START Materials provided

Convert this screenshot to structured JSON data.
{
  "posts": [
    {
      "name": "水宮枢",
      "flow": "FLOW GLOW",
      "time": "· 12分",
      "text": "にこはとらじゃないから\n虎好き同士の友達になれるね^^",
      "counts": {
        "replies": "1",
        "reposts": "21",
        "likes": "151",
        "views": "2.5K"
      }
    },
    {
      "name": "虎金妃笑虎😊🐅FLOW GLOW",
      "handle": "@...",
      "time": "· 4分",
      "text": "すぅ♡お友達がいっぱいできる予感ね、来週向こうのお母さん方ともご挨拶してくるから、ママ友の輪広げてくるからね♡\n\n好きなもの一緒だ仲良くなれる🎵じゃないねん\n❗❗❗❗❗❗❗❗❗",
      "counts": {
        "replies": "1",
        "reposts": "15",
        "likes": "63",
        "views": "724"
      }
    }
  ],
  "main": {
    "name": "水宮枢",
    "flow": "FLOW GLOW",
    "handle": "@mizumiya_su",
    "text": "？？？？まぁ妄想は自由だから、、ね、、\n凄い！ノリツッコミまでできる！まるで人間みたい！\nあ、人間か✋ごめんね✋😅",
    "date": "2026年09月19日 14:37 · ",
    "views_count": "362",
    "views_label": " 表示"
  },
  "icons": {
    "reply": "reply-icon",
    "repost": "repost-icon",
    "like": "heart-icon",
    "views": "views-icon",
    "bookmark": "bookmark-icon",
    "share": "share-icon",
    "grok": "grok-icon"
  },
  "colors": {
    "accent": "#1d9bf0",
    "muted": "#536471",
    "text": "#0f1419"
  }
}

END Materials provided

Problem to work on -> Each record above must be given again exactly.

Full answer ->
Convert this screenshot to structured JSON data.
{
  "posts": [
    {
      "name": "水宮枢",
      "flow": "FLOW GLOW",
      "time": "· 12分",
      "text": "にこはとらじゃないから\n虎好き同士の友達になれるね^^",
      "counts": {
        "replies": "1",
        "reposts": "21",
        "likes": "151",
        "views": "2.5K"
      }
    },
    {
      "name": "虎金妃笑虎😊🐅FLOW GLOW",
      "handle": "@...",
      "time": "· 4分",
      "text": "すぅ♡お友達がいっぱいできる予感ね、来週向こうのお母さん方ともご挨拶してくるから、ママ友の輪広げてくるからね♡\n\n好きなもの一緒だ仲良くなれる🎵じゃないねん\n❗❗❗❗❗❗❗❗❗",
      "counts": {
        "replies": "1",
        "reposts": "15",
        "likes": "63",
        "views": "724"
      }
    }
  ],
  "main": {
    "name": "水宮枢",
    "flow": "FLOW GLOW",
    "handle": "@mizumiya_su",
    "text": "？？？？まぁ妄想は自由だから、、ね、、\n凄い！ノリツッコミまでできる！まるで人間みたい！\nあ、人間か✋ごめんね✋😅",
    "date": "2026年09月19日 14:37 · ",
    "views_count": "362",
    "views_label": " 表示"
  },
  "icons": {
    "reply": "reply-icon",
    "repost": "repost-icon",
    "like": "heart-icon",
    "views": "views-icon",
    "bookmark": "bookmark-icon",
    "share": "share-icon",
    "grok": "grok-icon"
  },
  "colors": {
    "accent": "#1d9bf0",
    "muted": "#536471",
    "text": "#0f1419"
  }
}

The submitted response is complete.